#### WHAT IS NEEDED
Count every line that holds the string "name", and report the number alone.

★ ★ ★

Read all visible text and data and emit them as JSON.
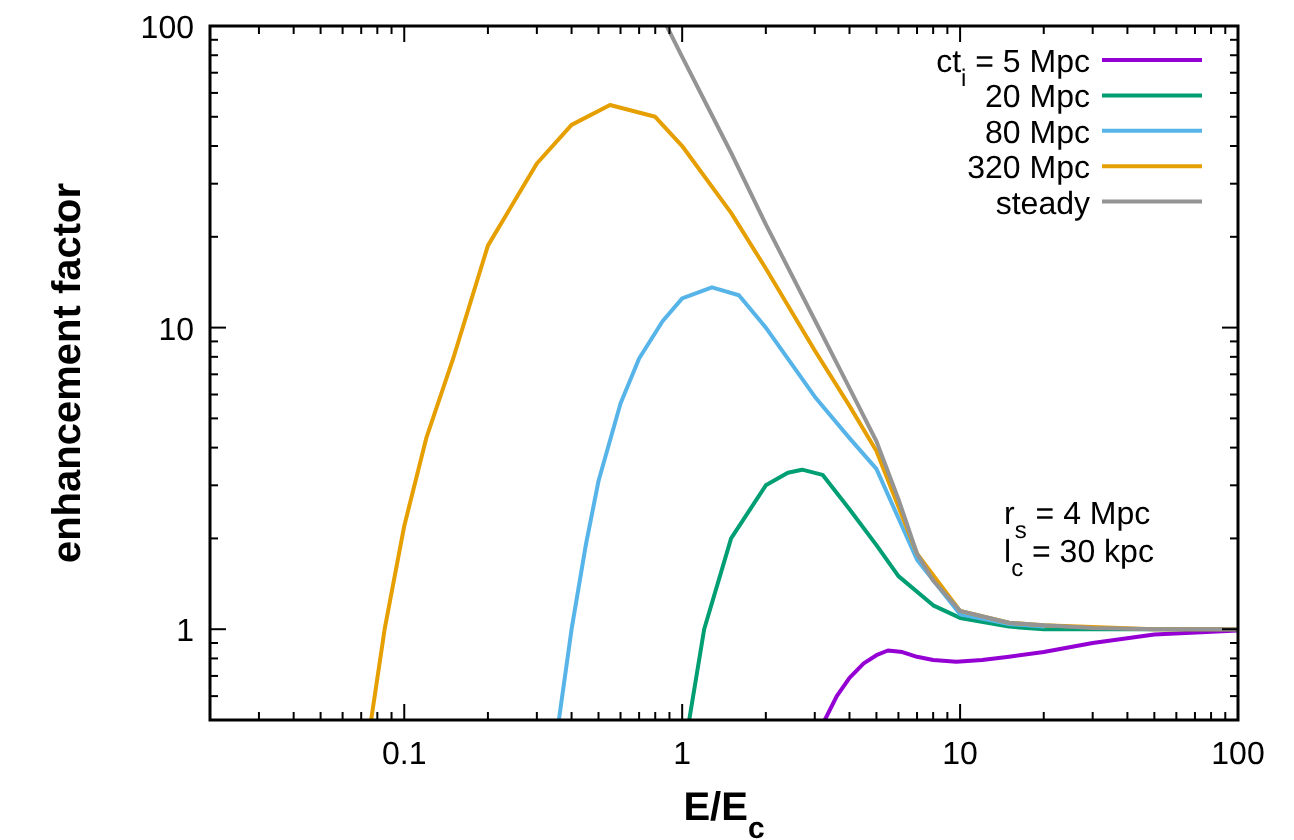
{
  "chart_data": {
    "type": "line",
    "xlabel": "E/E$_{c}$",
    "ylabel": "enhancement factor",
    "log": "xy",
    "legend": "top right",
    "grid": false,
    "xlim": [
      0.02,
      100
    ],
    "ylim": [
      0.5,
      100
    ],
    "xticks": [
      {
        "value": 0.02,
        "label": null
      },
      {
        "value": 0.03,
        "label": null
      },
      {
        "value": 0.04,
        "label": null
      },
      {
        "value": 0.05,
        "label": null
      },
      {
        "value": 0.06,
        "label": null
      },
      {
        "value": 0.07,
        "label": null
      },
      {
        "value": 0.08,
        "label": null
      },
      {
        "value": 0.09,
        "label": null
      },
      0.1,
      {
        "value": 0.2,
        "label": null
      },
      {
        "value": 0.3,
        "label": null
      },
      {
        "value": 0.4,
        "label": null
      },
      {
        "value": 0.5,
        "label": null
      },
      {
        "value": 0.6,
        "label": null
      },
      {
        "value": 0.7,
        "label": null
      },
      {
        "value": 0.8,
        "label": null
      },
      {
        "value": 0.9,
        "label": null
      },
      1,
      {
        "value": 2,
        "label": null
      },
      {
        "value": 3,
        "label": null
      },
      {
        "value": 4,
        "label": null
      },
      {
        "value": 5,
        "label": null
      },
      {
        "value": 6,
        "label": null
      },
      {
        "value": 7,
        "label": null
      },
      {
        "value": 8,
        "label": null
      },
      {
        "value": 9,
        "label": null
      },
      10,
      {
        "value": 20,
        "label": null
      },
      {
        "value": 30,
        "label": null
      },
      {
        "value": 40,
        "label": null
      },
      {
        "value": 50,
        "label": null
      },
      {
        "value": 60,
        "label": null
      },
      {
        "value": 70,
        "label": null
      },
      {
        "value": 80,
        "label": null
      },
      {
        "value": 90,
        "label": null
      },
      100
    ],
    "yticks": [
      {
        "value": 0.5,
        "label": null
      },
      {
        "value": 0.6,
        "label": null
      },
      {
        "value": 0.7,
        "label": null
      },
      {
        "value": 0.8,
        "label": null
      },
      {
        "value": 0.9,
        "label": null
      },
      1,
      {
        "value": 2,
        "label": null
      },
      {
        "value": 3,
        "label": null
      },
      {
        "value": 4,
        "label": null
      },
      {
        "value": 5,
        "label": null
      },
      {
        "value": 6,
        "label": null
      },
      {
        "value": 7,
        "label": null
      },
      {
        "value": 8,
        "label": null
      },
      {
        "value": 9,
        "label": null
      },
      10,
      {
        "value": 20,
        "label": null
      },
      {
        "value": 30,
        "label": null
      },
      {
        "value": 40,
        "label": null
      },
      {
        "value": 50,
        "label": null
      },
      {
        "value": 60,
        "label": null
      },
      {
        "value": 70,
        "label": null
      },
      {
        "value": 80,
        "label": null
      },
      {
        "value": 90,
        "label": null
      },
      100
    ],
    "annotations": [
      "r$_{s}$ = 4 Mpc",
      "l$_{c}$ = 30 kpc"
    ],
    "series": [
      {
        "name": "ct$_{i}$ = 5 Mpc",
        "color": "#9400d3",
        "x": [
          3.26,
          3.6,
          4,
          4.5,
          5,
          5.5,
          6.2,
          7,
          8,
          9.7,
          12,
          15,
          20,
          30,
          50,
          100
        ],
        "values": [
          0.5,
          0.6,
          0.69,
          0.77,
          0.82,
          0.85,
          0.84,
          0.81,
          0.79,
          0.78,
          0.79,
          0.81,
          0.84,
          0.9,
          0.96,
          0.99
        ]
      },
      {
        "name": "20 Mpc",
        "color": "#009e73",
        "x": [
          1.06,
          1.2,
          1.5,
          2,
          2.4,
          2.7,
          3.2,
          4,
          5,
          6,
          8,
          10,
          15,
          20,
          100
        ],
        "values": [
          0.5,
          1.0,
          2.0,
          3.0,
          3.3,
          3.38,
          3.25,
          2.5,
          1.9,
          1.5,
          1.2,
          1.09,
          1.02,
          1.0,
          1.0
        ]
      },
      {
        "name": "80 Mpc",
        "color": "#56b4e9",
        "x": [
          0.36,
          0.4,
          0.45,
          0.5,
          0.6,
          0.7,
          0.85,
          1,
          1.28,
          1.6,
          2,
          3,
          4,
          5,
          7,
          10,
          15,
          20
        ],
        "values": [
          0.5,
          1.0,
          1.9,
          3.1,
          5.6,
          7.9,
          10.5,
          12.5,
          13.6,
          12.8,
          10,
          5.9,
          4.3,
          3.4,
          1.7,
          1.12,
          1.04,
          1.02
        ]
      },
      {
        "name": "320 Mpc",
        "color": "#e69f00",
        "x": [
          0.076,
          0.085,
          0.1,
          0.12,
          0.15,
          0.2,
          0.3,
          0.4,
          0.55,
          0.8,
          1,
          1.5,
          2,
          3,
          4,
          5,
          7,
          10,
          15,
          20,
          50,
          100
        ],
        "values": [
          0.5,
          1.0,
          2.2,
          4.3,
          7.9,
          18.7,
          35,
          47,
          54.7,
          50,
          40,
          24,
          15.7,
          8.4,
          5.5,
          3.9,
          1.78,
          1.15,
          1.05,
          1.03,
          1.0,
          1.0
        ]
      },
      {
        "name": "steady",
        "color": "#949494",
        "x": [
          0.88,
          1,
          1.5,
          2,
          3,
          4,
          5,
          6,
          7,
          8,
          10,
          15,
          20,
          30,
          50,
          100
        ],
        "values": [
          100,
          79,
          38,
          22,
          10.6,
          6.3,
          4.2,
          2.7,
          1.78,
          1.45,
          1.15,
          1.05,
          1.03,
          1.01,
          1.0,
          1.0
        ]
      }
    ]
  }
}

★ ★ ★

#### TASK ANSWER
5